TASK REQUIREMENTS >> Answer with a single number, the count of lines holding the word "Diez".

Figure content listings >>
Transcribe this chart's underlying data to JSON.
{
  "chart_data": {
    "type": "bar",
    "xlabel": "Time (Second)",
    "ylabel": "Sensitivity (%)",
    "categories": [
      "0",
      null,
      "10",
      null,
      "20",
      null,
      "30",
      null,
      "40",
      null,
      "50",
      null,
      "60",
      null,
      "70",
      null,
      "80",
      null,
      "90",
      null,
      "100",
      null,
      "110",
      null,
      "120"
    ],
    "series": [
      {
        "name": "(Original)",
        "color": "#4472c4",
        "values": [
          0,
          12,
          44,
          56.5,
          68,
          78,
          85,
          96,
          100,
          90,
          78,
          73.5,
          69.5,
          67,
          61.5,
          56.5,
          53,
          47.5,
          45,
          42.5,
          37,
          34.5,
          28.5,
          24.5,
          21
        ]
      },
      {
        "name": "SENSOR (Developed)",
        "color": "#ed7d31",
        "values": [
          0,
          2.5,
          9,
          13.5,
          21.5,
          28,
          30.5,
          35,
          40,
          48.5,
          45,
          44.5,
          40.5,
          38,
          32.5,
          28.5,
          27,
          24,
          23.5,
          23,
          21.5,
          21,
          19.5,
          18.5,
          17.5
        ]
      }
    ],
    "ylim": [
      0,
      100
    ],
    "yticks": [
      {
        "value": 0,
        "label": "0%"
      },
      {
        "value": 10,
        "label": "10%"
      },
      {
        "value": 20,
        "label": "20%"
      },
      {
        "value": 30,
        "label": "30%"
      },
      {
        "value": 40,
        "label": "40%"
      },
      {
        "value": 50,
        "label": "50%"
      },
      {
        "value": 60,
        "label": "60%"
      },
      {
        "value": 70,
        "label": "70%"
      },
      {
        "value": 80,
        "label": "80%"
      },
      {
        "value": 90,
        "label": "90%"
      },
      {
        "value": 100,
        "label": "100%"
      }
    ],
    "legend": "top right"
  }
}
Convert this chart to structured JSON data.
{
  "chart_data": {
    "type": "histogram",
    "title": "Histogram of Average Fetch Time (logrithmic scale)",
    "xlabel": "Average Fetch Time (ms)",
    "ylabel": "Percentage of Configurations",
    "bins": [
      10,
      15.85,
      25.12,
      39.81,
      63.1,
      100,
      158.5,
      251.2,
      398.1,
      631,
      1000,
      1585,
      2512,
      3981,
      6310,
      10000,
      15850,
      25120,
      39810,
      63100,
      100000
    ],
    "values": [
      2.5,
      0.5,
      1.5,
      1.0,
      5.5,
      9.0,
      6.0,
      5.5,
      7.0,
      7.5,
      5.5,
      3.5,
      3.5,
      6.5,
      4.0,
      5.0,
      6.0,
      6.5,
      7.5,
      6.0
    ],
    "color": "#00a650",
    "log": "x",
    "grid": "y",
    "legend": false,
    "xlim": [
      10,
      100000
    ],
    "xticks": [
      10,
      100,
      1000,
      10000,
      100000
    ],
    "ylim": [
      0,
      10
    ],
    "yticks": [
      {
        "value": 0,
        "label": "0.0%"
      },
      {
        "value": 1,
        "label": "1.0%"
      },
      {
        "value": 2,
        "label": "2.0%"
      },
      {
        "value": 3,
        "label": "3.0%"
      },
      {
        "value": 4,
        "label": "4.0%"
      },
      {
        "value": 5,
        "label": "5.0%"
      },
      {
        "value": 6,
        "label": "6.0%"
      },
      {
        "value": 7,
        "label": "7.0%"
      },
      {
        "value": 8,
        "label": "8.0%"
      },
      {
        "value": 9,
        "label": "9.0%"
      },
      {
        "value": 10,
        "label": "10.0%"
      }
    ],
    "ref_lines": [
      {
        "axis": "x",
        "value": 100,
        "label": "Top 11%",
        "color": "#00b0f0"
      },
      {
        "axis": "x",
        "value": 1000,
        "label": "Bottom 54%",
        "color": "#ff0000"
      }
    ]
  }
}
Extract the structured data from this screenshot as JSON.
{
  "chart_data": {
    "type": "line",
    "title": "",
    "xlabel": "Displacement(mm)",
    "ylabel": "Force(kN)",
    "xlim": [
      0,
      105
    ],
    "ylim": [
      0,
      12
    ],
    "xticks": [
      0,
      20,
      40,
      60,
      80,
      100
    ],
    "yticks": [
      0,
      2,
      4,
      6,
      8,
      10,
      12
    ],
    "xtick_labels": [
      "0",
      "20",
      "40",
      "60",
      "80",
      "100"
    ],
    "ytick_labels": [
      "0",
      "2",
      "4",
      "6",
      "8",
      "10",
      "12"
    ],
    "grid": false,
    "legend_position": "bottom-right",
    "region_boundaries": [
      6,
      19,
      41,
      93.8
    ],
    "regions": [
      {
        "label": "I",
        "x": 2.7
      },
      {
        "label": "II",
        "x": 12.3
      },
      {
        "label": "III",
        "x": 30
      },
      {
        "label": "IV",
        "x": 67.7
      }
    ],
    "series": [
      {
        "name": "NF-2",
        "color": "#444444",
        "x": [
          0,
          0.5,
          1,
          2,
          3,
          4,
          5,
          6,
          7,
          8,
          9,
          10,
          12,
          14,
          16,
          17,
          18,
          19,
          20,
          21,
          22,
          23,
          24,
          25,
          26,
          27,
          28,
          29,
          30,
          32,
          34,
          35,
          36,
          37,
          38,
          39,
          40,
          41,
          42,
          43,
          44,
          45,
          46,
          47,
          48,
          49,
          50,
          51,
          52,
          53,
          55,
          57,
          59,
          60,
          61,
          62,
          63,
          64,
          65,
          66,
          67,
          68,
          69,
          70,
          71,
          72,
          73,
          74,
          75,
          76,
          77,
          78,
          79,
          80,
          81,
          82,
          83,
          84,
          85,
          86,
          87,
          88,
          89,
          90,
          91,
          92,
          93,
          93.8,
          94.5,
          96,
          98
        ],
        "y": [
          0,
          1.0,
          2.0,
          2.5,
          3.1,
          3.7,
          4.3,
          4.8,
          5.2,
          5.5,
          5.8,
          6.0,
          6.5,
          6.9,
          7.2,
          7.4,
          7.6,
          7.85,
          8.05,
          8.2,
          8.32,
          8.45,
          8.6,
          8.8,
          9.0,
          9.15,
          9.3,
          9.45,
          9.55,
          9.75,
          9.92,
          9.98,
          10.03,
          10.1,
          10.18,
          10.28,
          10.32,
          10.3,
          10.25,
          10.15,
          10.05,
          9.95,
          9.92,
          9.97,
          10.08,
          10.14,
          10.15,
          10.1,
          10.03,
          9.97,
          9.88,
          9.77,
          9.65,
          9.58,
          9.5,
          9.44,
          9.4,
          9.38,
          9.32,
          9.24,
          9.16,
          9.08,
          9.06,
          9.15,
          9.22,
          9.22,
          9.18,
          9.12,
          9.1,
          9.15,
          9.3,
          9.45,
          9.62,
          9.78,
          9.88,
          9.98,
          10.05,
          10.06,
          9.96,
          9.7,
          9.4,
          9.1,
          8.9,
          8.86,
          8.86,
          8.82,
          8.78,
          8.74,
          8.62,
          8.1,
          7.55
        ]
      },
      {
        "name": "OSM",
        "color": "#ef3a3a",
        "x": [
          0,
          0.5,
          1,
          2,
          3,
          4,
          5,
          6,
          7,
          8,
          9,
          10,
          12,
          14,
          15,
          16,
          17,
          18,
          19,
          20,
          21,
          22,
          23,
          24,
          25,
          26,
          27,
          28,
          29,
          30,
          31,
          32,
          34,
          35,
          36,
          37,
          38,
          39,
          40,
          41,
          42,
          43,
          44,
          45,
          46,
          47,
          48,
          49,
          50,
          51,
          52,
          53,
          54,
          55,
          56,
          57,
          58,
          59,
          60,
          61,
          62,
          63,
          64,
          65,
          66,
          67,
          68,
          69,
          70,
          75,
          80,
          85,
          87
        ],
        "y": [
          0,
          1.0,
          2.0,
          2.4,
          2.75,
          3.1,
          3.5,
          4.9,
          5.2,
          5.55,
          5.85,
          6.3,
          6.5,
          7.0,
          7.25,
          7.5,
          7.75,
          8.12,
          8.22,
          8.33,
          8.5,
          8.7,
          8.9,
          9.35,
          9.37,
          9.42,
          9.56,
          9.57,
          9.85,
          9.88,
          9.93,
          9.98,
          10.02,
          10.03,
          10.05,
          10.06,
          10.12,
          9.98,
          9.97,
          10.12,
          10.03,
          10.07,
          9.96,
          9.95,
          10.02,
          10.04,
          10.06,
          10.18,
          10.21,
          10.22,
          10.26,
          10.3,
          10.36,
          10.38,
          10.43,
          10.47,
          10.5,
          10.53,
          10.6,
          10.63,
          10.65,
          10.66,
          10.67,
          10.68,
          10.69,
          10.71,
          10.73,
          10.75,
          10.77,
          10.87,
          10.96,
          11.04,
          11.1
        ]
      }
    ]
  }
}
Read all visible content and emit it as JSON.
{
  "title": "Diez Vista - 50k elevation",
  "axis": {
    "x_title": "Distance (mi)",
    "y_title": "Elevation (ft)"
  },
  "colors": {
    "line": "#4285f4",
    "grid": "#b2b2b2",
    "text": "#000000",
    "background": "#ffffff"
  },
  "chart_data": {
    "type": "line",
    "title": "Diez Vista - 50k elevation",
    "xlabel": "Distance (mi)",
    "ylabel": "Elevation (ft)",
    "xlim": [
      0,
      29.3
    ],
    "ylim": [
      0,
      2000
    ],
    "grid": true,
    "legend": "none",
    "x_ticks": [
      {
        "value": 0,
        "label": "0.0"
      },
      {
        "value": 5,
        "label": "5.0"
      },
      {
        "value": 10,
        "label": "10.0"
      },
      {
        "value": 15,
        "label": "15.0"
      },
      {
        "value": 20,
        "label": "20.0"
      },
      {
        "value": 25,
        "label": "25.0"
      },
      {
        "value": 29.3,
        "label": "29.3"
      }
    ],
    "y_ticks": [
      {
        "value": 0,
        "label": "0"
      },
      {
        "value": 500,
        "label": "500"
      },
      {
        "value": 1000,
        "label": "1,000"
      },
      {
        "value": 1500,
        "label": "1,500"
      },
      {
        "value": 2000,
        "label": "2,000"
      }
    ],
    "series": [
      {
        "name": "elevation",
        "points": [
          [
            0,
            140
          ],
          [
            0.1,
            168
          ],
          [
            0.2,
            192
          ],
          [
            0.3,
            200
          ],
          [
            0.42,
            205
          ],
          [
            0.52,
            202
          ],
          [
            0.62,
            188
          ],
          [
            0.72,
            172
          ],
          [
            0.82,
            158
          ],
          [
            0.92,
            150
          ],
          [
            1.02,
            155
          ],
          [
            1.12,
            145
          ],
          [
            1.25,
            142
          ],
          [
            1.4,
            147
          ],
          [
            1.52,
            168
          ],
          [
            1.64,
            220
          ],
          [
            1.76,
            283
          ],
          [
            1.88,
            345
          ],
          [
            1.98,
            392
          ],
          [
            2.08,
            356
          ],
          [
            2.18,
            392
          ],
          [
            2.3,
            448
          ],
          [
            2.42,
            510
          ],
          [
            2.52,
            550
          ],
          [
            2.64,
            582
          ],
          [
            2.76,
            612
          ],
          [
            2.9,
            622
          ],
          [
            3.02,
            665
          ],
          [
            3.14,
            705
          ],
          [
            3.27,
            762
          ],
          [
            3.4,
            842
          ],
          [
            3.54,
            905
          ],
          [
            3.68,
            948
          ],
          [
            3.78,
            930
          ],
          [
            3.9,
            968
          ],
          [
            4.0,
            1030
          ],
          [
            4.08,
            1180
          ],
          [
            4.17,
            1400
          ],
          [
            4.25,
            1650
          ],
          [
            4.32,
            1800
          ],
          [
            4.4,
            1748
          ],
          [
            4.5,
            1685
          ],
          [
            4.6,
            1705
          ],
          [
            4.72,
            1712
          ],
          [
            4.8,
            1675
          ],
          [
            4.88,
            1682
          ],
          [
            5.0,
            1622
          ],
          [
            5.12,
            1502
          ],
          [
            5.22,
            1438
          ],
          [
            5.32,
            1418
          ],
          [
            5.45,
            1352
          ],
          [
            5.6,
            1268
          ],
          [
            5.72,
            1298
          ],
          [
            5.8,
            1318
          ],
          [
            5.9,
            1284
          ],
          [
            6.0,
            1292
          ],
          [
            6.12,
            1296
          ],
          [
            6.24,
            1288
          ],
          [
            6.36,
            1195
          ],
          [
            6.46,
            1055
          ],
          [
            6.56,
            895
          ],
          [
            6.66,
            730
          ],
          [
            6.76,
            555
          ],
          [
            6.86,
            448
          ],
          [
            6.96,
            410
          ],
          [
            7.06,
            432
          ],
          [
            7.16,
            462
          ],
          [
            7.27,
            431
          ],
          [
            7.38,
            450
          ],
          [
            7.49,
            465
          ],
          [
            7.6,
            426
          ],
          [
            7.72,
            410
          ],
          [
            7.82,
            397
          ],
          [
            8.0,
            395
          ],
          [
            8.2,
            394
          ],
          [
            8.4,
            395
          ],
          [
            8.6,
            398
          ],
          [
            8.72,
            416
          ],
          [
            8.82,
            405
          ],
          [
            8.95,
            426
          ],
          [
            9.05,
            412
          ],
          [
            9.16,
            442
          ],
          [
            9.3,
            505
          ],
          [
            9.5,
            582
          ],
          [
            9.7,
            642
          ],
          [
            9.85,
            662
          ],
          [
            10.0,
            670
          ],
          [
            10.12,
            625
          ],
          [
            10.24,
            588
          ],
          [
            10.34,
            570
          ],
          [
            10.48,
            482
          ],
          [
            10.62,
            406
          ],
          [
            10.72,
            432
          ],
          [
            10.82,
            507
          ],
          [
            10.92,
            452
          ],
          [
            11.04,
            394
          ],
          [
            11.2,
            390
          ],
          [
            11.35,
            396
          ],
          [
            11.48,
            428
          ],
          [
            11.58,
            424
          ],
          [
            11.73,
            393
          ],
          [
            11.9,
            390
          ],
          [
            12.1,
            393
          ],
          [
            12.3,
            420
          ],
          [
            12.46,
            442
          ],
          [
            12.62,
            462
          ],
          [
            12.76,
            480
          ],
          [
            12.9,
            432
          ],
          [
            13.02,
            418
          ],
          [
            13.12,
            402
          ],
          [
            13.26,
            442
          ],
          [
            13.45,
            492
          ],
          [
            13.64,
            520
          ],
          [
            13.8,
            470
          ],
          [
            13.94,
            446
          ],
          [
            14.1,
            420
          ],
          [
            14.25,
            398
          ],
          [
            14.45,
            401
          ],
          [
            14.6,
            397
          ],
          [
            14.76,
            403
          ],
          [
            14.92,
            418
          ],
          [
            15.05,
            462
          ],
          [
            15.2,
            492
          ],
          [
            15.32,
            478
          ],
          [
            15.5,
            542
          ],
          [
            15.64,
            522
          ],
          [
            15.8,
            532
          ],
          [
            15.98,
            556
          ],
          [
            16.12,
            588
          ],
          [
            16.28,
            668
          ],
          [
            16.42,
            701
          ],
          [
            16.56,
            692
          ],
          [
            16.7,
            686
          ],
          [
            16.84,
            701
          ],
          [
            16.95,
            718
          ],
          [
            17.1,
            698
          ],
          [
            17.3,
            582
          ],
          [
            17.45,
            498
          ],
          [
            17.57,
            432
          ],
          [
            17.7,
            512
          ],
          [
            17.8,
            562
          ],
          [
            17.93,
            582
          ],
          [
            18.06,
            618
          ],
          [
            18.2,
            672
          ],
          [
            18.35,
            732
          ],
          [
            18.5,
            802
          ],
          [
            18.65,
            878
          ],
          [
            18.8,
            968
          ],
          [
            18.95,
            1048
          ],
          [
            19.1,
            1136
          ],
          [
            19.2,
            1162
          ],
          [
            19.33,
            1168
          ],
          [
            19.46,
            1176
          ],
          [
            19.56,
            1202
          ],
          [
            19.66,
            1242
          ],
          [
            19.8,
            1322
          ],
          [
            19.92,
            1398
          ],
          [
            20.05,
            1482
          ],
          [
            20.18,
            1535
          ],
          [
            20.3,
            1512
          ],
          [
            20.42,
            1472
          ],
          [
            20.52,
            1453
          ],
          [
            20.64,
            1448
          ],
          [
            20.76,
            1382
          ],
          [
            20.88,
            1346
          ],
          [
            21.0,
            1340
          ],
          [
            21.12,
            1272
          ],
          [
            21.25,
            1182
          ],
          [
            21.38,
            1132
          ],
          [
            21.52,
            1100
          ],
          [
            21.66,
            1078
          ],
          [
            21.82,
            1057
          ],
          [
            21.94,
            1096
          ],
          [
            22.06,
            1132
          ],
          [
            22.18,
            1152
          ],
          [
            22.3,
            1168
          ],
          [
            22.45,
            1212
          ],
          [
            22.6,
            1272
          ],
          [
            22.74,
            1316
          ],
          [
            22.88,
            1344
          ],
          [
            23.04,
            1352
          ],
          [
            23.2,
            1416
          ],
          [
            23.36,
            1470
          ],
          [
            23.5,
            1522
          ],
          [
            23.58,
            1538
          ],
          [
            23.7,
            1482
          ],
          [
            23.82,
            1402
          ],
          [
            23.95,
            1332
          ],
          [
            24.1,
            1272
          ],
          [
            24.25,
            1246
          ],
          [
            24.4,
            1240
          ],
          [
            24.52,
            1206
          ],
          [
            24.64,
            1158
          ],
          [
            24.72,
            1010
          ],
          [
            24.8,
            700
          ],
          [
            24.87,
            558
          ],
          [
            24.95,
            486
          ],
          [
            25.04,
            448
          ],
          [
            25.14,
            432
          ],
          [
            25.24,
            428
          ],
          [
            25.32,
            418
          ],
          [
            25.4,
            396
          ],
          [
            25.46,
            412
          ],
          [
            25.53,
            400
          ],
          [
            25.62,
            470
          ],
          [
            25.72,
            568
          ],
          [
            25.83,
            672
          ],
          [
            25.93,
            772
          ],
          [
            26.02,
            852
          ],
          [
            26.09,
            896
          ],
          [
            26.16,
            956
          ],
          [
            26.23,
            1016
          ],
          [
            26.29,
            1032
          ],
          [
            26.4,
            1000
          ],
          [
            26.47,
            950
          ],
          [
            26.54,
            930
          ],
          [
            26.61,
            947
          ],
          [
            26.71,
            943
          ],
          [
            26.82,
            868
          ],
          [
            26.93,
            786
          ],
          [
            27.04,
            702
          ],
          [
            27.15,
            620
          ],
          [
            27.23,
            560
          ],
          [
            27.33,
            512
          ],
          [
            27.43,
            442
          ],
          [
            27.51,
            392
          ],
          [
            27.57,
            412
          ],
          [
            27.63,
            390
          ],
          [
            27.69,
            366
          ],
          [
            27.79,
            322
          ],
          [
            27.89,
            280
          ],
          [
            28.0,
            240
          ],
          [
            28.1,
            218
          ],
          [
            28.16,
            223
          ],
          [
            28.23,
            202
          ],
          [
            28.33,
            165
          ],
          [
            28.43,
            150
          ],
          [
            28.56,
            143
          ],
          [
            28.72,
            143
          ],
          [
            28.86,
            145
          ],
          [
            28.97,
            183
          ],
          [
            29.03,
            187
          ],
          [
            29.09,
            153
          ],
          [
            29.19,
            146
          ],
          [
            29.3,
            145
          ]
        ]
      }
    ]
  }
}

ANSWER TO THE EXERCISE >> 2